◆ **Given instruction**
Write the next part of the article below on the 2016 National League Championship Series, starting after its last sentence.

◆ **Source document**
| Team (Wins) | Managers | Season |
| Chicago Cubs (4) | Joe Maddon | 103–58, .640, GA: 17 1⁄2 |
| Los Angeles Dodgers (2) | Dave Roberts | 91–71, .562, GA: 4 |
- Dates: October 15–22
- MVP: Javier Báez and Jon Lester (Chicago)
- Umpires: Ted Barrett, Gary Cederstrom (crew chief), Eric Cooper, Ángel Hernández, Alfonso Márquez, Paul Nauert (Games 1–2) and Bill Welke (Games 3–6)

Broadcast
- Television: FS1 (English) Fox Deportes (Spanish)
- TV announcers: Joe Buck, John Smoltz, Ken Rosenthal and Tom Verducci (English) Carlos Álvarez and Duaner Sánchez (Spanish)
- Radio: ESPN (English) ESPN Deportes (Spanish)
- Radio announcers: Dan Shulman and Aaron Boone (English) Eduardo Ortega, José Francisco Rivera, and Orlando Hernández (Spanish)
- NLDS: Chicago Cubs over San Francisco Giants (3–1); Los Angeles Dodgers over Washington Nationals (3–2);

= 2016 National League Championship Series =

The 2016 National League Championship Series was a best-of-seven playoff in Major League Baseball’s 2016 postseason in which the overall #1 seed Chicago Cubs defeated the third-seeded Los Angeles Dodgers in six games for their first National League (NL) pennant since 1945, and the right to play in the 2016 World Series against the Cleveland Indians. As the Division Series winner with the best regular season record in the National League, the Cubs earned home-field advantage regardless of opponent. The series was the 47th in league history. FS1 televised all of the games in the United States.

The Cubs would go on to defeat the Cleveland Indians in the World Series in seven games, after overcoming a 3–1 series deficit, winning their first World Series championship in 108 years, and ending the Curse of the Billy Goat.

As of , this is the last conference championship won by a Chicago-based team.

◆ **Source excerpt**
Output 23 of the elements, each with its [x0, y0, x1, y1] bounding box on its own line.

◆ **Answer below**
==Background==
The 2016 NLCS was the Cubs' second consecutive NLCS appearance and fifth overall. Chicago lost its first four NLCS appearances, in 1984, 1989, 2003, and most recently were swept in the 2015 National League Championship Series. This was the first time the Cubs have made back-to-back NLCS appearances. The Cubs had not won a World Series championship since 1908 or played in the World Series since 1945.

This was the Dodgers' 11th overall appearance in the NLCS. Los Angeles was in the NLCS for the first time since losing the 2013 National League Championship Series to the St. Louis Cardinals. The Dodgers split their previous ten NLCS appearances, with their most recent victory in 1988, the same year they last appeared in and won the World Series.

This was the second postseason meeting between the Cubs and the Dodgers. Their only other postseason series was the 2008 National League Division Series, in which the Dodgers swept the Cubs in three games, this postseason matchup would happen again in the 2017 NLCS, with the Dodgers winning four games to one.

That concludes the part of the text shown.